▶ WHAT YOU HAVE TO DO
Leave out the pictures and copy everything else in the entries exactly.

▶ RECORDS FOR THIS TASK
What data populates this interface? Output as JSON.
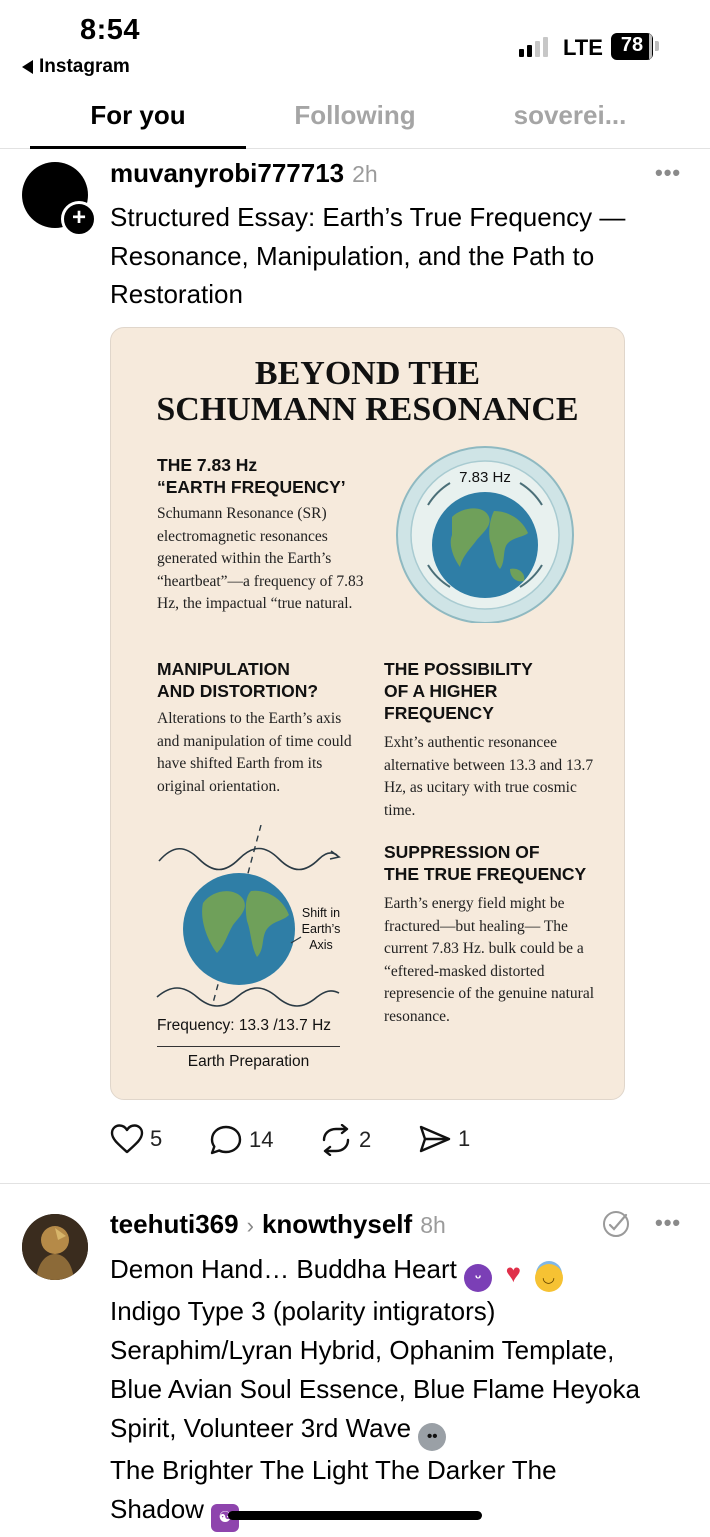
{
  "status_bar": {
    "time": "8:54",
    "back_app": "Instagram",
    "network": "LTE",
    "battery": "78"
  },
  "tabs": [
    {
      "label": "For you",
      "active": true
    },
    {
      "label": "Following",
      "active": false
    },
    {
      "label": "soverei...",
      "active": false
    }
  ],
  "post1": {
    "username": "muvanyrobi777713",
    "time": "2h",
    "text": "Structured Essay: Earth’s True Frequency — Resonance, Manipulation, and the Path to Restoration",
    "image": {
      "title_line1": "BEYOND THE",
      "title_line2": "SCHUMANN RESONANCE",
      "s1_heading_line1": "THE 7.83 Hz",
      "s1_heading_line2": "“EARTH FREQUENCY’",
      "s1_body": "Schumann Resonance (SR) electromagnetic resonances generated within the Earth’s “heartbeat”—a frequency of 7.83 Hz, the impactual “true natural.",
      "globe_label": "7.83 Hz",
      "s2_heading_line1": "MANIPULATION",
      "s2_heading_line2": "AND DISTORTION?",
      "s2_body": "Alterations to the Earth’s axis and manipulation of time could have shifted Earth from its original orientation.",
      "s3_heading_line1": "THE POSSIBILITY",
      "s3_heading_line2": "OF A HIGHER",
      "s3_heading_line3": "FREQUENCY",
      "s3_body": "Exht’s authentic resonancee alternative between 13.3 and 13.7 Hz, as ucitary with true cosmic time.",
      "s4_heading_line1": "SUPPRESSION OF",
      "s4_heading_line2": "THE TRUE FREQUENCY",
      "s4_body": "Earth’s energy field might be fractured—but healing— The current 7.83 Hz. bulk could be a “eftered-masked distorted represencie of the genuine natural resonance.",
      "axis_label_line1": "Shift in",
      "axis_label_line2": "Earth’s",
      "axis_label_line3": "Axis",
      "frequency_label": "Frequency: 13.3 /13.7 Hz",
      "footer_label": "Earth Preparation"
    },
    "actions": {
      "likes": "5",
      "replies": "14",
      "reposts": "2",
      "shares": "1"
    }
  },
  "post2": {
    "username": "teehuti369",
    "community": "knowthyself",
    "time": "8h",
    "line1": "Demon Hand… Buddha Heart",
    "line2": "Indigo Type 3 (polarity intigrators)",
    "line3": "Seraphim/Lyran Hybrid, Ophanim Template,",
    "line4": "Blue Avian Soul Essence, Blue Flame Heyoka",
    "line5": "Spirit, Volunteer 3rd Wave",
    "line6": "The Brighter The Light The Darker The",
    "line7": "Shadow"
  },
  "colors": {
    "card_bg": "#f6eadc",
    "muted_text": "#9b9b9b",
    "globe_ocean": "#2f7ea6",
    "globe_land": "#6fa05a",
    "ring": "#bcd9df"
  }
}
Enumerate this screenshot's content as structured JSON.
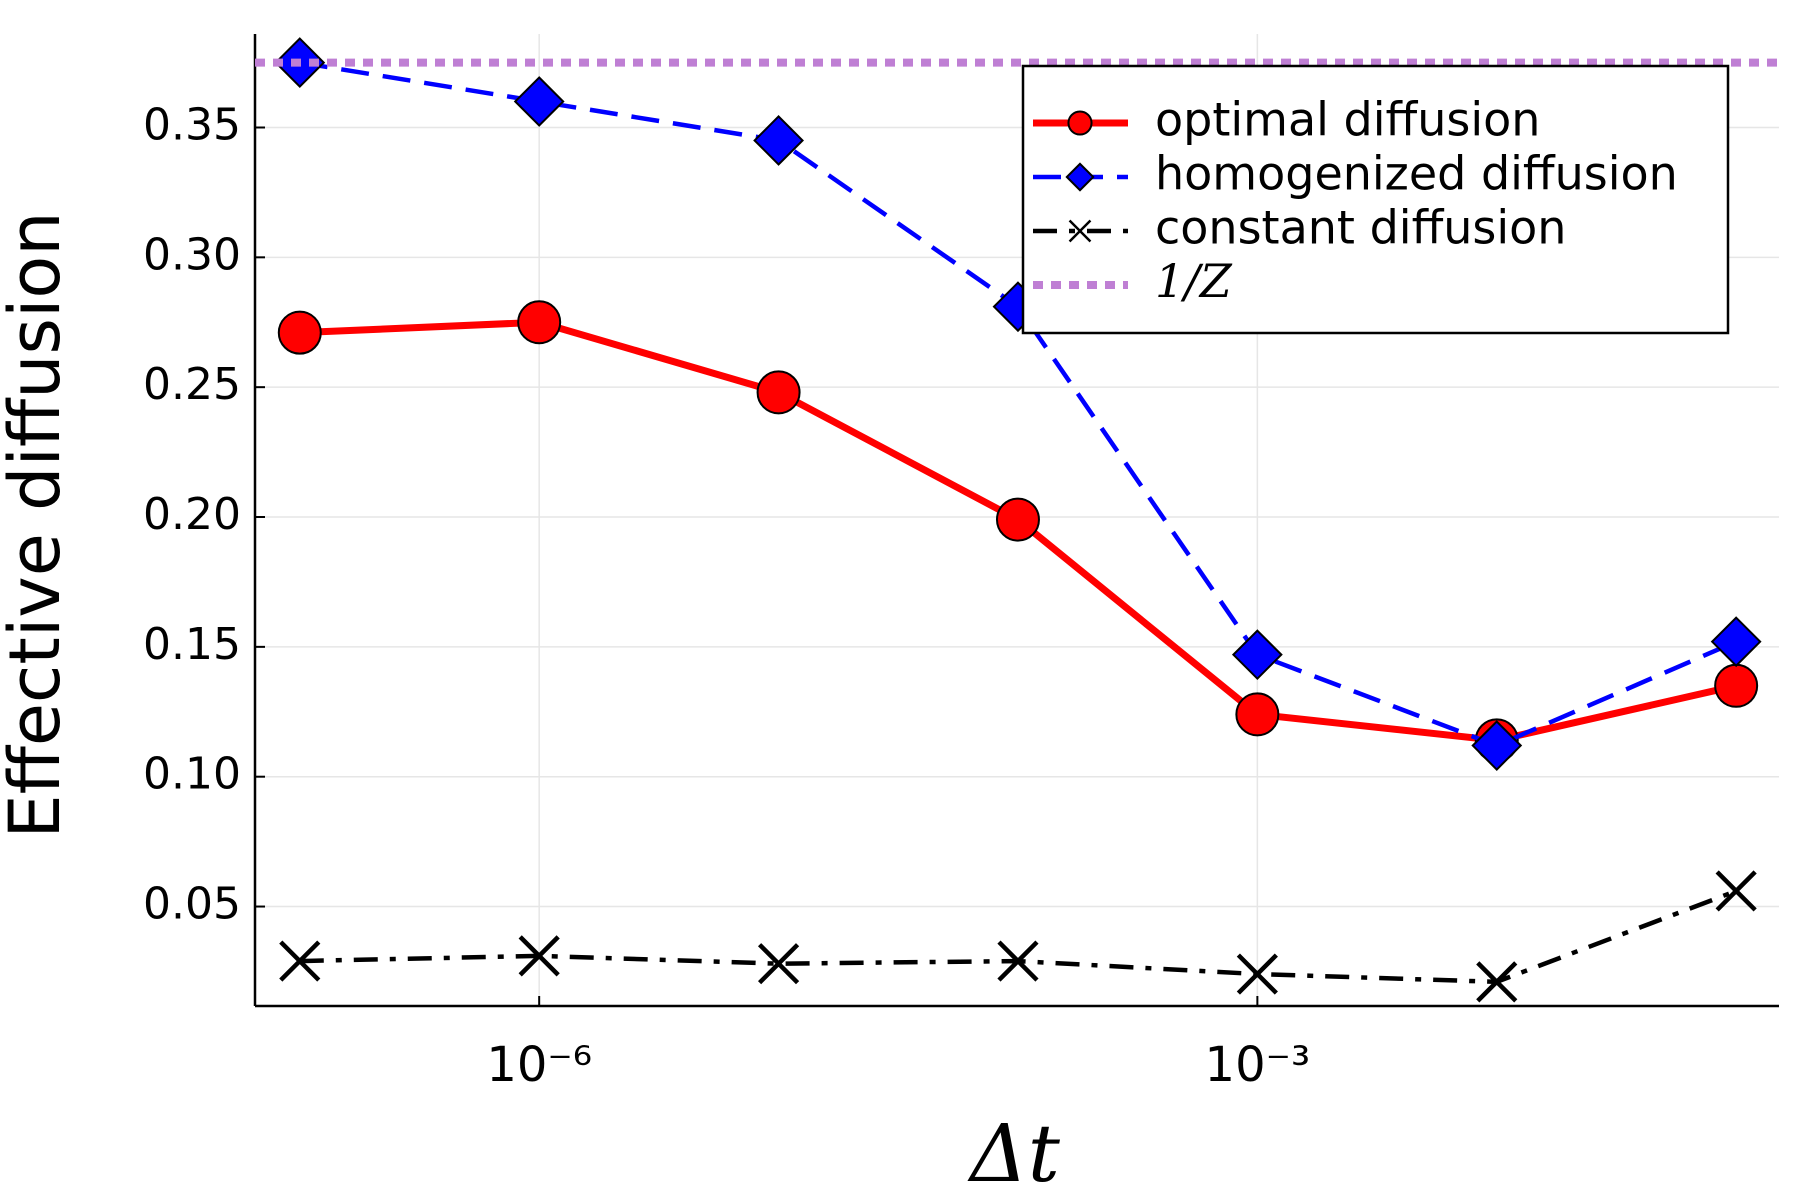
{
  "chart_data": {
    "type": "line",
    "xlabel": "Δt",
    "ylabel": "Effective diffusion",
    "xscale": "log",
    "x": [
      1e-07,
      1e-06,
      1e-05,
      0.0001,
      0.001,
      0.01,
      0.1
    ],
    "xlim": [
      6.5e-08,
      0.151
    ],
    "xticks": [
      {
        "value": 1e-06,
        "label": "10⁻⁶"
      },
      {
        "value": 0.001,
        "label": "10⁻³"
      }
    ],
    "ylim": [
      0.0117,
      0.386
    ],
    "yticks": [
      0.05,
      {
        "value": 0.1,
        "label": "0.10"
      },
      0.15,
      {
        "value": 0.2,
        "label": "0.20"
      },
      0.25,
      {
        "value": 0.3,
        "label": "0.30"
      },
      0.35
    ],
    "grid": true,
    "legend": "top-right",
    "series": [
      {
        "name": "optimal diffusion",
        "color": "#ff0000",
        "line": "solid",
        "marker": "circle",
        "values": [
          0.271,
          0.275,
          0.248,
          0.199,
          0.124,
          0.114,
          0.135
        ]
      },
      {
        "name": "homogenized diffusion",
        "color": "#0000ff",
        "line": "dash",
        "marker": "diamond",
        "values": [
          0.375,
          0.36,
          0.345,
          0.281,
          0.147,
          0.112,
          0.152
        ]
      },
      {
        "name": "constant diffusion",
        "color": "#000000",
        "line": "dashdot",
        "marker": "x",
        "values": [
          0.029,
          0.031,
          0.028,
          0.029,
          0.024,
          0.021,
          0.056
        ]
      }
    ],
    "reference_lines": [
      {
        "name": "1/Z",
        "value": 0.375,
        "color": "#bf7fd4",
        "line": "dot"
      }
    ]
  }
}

▶ OUTPUT OF THE EXERCISE
What data populates this interface? Output as JSON.
{
  "status_bar": {
    "time": "8:54",
    "back_app": "Instagram",
    "network": "LTE",
    "battery": "78"
  },
  "tabs": [
    {
      "label": "For you",
      "active": true
    },
    {
      "label": "Following",
      "active": false
    },
    {
      "label": "soverei...",
      "active": false
    }
  ],
  "post1": {
    "username": "muvanyrobi777713",
    "time": "2h",
    "text": "Structured Essay: Earth’s True Frequency — Resonance, Manipulation, and the Path to Restoration",
    "image": {
      "title_line1": "BEYOND THE",
      "title_line2": "SCHUMANN RESONANCE",
      "s1_heading_line1": "THE 7.83 Hz",
      "s1_heading_line2": "“EARTH FREQUENCY’",
      "s1_body": "Schumann Resonance (SR) electromagnetic resonances generated within the Earth’s “heartbeat”—a frequency of 7.83 Hz, the impactual “true natural.",
      "globe_label": "7.83 Hz",
      "s2_heading_line1": "MANIPULATION",
      "s2_heading_line2": "AND DISTORTION?",
      "s2_body": "Alterations to the Earth’s axis and manipulation of time could have shifted Earth from its original orientation.",
      "s3_heading_line1": "THE POSSIBILITY",
      "s3_heading_line2": "OF A HIGHER",
      "s3_heading_line3": "FREQUENCY",
      "s3_body": "Exht’s authentic resonancee alternative between 13.3 and 13.7 Hz, as ucitary with true cosmic time.",
      "s4_heading_line1": "SUPPRESSION OF",
      "s4_heading_line2": "THE TRUE FREQUENCY",
      "s4_body": "Earth’s energy field might be fractured—but healing— The current 7.83 Hz. bulk could be a “eftered-masked distorted represencie of the genuine natural resonance.",
      "axis_label_line1": "Shift in",
      "axis_label_line2": "Earth’s",
      "axis_label_line3": "Axis",
      "frequency_label": "Frequency: 13.3 /13.7 Hz",
      "footer_label": "Earth Preparation"
    },
    "actions": {
      "likes": "5",
      "replies": "14",
      "reposts": "2",
      "shares": "1"
    }
  },
  "post2": {
    "username": "teehuti369",
    "community": "knowthyself",
    "time": "8h",
    "line1": "Demon Hand… Buddha Heart",
    "line2": "Indigo Type 3 (polarity intigrators)",
    "line3": "Seraphim/Lyran Hybrid, Ophanim Template,",
    "line4": "Blue Avian Soul Essence, Blue Flame Heyoka",
    "line5": "Spirit, Volunteer 3rd Wave",
    "line6": "The Brighter The Light The Darker The",
    "line7": "Shadow"
  },
  "colors": {
    "card_bg": "#f6eadc",
    "muted_text": "#9b9b9b",
    "globe_ocean": "#2f7ea6",
    "globe_land": "#6fa05a",
    "ring": "#bcd9df"
  }
}
Enumerate this screenshot's content as structured JSON.
{
  "chart_data": {
    "type": "line",
    "xlabel": "Δt",
    "ylabel": "Effective diffusion",
    "xscale": "log",
    "x": [
      1e-07,
      1e-06,
      1e-05,
      0.0001,
      0.001,
      0.01,
      0.1
    ],
    "xlim": [
      6.5e-08,
      0.151
    ],
    "xticks": [
      {
        "value": 1e-06,
        "label": "10⁻⁶"
      },
      {
        "value": 0.001,
        "label": "10⁻³"
      }
    ],
    "ylim": [
      0.0117,
      0.386
    ],
    "yticks": [
      0.05,
      {
        "value": 0.1,
        "label": "0.10"
      },
      0.15,
      {
        "value": 0.2,
        "label": "0.20"
      },
      0.25,
      {
        "value": 0.3,
        "label": "0.30"
      },
      0.35
    ],
    "grid": true,
    "legend": "top-right",
    "series": [
      {
        "name": "optimal diffusion",
        "color": "#ff0000",
        "line": "solid",
        "marker": "circle",
        "values": [
          0.271,
          0.275,
          0.248,
          0.199,
          0.124,
          0.114,
          0.135
        ]
      },
      {
        "name": "homogenized diffusion",
        "color": "#0000ff",
        "line": "dash",
        "marker": "diamond",
        "values": [
          0.375,
          0.36,
          0.345,
          0.281,
          0.147,
          0.112,
          0.152
        ]
      },
      {
        "name": "constant diffusion",
        "color": "#000000",
        "line": "dashdot",
        "marker": "x",
        "values": [
          0.029,
          0.031,
          0.028,
          0.029,
          0.024,
          0.021,
          0.056
        ]
      }
    ],
    "reference_lines": [
      {
        "name": "1/Z",
        "value": 0.375,
        "color": "#bf7fd4",
        "line": "dot"
      }
    ]
  }
}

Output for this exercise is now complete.